──────── Stored rows ────────

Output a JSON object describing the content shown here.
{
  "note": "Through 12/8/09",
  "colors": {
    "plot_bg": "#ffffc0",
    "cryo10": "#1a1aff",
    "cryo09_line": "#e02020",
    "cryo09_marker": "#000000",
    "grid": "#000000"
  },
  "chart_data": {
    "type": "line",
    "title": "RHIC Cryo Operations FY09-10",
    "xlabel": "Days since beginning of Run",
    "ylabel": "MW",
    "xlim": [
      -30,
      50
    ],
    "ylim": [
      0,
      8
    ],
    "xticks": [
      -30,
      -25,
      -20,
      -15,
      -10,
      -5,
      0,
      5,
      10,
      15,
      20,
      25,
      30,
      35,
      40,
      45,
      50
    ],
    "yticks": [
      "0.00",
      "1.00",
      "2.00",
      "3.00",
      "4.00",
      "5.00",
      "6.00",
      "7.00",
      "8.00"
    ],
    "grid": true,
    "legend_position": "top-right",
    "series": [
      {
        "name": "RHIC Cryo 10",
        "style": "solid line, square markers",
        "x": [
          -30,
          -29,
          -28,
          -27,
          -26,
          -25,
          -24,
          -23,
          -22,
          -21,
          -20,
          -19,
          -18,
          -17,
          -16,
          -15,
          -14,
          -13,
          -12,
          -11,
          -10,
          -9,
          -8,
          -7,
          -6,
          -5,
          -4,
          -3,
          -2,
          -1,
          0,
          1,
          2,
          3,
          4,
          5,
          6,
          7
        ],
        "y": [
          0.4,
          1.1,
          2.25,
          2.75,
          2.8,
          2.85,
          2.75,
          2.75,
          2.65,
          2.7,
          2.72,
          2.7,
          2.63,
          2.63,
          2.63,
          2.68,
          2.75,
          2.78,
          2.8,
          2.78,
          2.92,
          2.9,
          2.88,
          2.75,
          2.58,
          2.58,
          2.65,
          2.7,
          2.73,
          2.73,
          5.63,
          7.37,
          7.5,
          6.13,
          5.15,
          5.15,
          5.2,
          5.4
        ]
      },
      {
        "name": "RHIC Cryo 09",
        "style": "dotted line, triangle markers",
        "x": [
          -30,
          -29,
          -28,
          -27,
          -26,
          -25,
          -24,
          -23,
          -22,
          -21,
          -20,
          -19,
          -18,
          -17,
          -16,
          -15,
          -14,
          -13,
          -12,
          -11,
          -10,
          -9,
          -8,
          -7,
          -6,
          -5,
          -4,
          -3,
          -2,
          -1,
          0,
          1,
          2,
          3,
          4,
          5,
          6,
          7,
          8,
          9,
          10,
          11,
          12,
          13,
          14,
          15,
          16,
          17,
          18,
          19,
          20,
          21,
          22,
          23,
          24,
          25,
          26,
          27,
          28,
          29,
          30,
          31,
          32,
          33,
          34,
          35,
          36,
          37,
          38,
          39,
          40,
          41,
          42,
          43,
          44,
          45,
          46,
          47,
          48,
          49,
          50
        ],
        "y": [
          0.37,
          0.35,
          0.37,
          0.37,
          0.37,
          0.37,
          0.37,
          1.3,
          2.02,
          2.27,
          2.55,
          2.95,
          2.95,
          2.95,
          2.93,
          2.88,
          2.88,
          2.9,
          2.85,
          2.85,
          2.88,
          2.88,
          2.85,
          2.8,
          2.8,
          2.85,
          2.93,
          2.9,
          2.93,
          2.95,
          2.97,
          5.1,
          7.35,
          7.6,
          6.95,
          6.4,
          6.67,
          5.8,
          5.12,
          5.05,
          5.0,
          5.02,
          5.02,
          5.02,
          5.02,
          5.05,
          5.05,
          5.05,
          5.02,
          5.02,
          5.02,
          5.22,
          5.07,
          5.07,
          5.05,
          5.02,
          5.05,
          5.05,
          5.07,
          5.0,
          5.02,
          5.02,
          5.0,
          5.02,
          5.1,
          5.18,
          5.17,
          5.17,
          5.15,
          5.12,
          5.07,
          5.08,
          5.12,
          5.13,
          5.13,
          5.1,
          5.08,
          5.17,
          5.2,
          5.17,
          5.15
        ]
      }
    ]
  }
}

────────

__Exercise prompt__: Copy out every line with the word "style".

__The reply__:
        "style": "solid line, square markers",
        "style": "dotted line, triangle markers",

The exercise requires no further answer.